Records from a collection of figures
┄┄┄┄┄┄┄┄┄┄

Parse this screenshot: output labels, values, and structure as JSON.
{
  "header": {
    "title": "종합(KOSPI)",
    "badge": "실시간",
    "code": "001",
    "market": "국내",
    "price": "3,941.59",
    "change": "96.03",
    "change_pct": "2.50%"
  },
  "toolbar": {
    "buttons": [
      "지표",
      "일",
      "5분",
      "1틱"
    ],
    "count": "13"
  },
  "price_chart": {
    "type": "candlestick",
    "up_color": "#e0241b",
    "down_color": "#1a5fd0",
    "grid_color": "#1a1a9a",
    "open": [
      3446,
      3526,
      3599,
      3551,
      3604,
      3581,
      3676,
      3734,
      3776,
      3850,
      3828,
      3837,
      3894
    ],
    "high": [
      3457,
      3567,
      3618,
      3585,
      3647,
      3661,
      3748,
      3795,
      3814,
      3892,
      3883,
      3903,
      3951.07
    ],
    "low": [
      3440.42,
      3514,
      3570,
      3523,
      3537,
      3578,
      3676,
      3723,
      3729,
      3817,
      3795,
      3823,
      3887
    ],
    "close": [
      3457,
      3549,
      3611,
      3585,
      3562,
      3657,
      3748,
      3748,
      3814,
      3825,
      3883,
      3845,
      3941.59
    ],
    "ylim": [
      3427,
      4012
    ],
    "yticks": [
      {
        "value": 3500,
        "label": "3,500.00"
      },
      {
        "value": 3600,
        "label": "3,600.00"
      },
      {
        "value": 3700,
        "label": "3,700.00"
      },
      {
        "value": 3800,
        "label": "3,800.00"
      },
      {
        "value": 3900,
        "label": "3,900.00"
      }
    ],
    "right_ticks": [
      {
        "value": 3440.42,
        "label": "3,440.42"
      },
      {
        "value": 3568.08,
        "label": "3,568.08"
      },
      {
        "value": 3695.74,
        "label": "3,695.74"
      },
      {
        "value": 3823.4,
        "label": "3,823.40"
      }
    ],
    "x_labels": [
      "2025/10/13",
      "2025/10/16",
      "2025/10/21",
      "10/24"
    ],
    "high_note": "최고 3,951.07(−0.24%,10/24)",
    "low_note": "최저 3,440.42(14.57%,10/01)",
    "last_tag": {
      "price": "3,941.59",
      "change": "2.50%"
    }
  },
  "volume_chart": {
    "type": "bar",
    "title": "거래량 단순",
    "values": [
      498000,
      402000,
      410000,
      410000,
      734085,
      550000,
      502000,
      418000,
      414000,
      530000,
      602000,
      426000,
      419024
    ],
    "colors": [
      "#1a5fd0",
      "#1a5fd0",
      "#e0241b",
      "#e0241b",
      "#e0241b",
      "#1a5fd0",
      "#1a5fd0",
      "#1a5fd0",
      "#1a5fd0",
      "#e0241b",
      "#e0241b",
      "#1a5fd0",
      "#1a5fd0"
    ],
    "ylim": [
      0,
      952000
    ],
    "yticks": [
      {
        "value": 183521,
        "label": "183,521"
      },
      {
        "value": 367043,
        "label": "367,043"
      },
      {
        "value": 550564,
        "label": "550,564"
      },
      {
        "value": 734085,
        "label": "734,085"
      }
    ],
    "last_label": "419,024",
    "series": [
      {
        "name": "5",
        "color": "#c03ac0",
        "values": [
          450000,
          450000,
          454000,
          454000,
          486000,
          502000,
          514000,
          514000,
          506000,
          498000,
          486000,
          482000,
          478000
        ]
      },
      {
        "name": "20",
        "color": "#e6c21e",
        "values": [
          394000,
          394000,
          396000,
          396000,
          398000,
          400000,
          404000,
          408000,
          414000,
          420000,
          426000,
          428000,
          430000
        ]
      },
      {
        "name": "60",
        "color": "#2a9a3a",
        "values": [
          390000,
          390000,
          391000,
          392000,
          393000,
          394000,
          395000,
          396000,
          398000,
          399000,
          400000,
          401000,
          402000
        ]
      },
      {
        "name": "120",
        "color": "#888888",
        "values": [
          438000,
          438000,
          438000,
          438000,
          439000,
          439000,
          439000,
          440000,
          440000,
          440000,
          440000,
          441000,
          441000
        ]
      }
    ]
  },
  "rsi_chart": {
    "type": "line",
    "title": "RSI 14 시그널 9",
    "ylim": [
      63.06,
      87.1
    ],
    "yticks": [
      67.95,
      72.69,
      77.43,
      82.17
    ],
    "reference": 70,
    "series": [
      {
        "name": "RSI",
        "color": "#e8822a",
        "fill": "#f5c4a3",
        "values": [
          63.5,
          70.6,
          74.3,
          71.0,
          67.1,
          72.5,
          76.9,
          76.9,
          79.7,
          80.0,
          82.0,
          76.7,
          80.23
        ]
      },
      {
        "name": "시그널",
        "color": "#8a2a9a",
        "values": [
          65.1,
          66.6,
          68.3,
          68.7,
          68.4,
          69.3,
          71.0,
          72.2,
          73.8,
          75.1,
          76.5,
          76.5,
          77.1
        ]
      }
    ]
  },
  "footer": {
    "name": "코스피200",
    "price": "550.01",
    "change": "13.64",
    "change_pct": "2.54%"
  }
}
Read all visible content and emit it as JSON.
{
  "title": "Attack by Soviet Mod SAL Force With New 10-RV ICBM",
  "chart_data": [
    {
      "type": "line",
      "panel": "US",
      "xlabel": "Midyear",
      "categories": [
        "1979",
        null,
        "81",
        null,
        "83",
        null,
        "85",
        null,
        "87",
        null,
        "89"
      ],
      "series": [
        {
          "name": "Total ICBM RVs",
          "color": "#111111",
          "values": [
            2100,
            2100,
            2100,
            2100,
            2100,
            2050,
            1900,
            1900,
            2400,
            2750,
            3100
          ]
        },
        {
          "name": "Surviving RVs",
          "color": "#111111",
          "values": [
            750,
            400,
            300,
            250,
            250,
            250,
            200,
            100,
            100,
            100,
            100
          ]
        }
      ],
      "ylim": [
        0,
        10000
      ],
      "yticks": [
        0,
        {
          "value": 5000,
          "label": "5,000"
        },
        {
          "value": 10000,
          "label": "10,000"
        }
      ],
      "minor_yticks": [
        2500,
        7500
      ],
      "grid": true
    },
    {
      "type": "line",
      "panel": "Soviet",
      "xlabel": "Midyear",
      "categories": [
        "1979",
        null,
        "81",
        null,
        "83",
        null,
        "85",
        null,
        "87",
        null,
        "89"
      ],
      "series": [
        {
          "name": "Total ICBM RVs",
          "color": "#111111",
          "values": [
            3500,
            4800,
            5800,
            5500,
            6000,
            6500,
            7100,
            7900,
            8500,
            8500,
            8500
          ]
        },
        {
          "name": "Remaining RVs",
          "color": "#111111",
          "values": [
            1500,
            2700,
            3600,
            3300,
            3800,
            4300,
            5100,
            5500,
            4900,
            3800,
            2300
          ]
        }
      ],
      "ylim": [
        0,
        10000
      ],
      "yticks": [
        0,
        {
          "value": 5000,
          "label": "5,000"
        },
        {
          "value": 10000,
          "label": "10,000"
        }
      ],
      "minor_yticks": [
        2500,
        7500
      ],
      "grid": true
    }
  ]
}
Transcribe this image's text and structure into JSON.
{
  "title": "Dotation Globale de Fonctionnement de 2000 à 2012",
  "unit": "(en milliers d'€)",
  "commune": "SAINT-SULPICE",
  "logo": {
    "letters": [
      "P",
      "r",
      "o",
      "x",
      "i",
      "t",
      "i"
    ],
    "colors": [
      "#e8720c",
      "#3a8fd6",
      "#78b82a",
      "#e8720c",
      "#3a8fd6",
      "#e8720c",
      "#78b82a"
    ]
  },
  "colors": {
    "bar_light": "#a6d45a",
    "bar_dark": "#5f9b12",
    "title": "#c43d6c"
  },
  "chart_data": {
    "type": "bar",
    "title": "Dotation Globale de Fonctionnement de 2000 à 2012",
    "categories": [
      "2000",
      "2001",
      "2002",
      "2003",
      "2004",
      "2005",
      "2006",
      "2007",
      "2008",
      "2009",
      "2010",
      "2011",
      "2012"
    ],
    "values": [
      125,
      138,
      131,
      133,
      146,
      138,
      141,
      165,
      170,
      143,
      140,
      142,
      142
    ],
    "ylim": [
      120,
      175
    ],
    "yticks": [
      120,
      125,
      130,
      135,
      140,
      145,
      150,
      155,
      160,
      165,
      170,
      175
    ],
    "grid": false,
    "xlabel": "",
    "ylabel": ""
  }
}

┄┄┄┄┄┄┄┄┄┄

■ **Do this**
All lines above containing the string "Globale" are to be collected.

■ **Output**
  "title": "Dotation Globale de Fonctionnement de 2000 à 2012",
    "title": "Dotation Globale de Fonctionnement de 2000 à 2012",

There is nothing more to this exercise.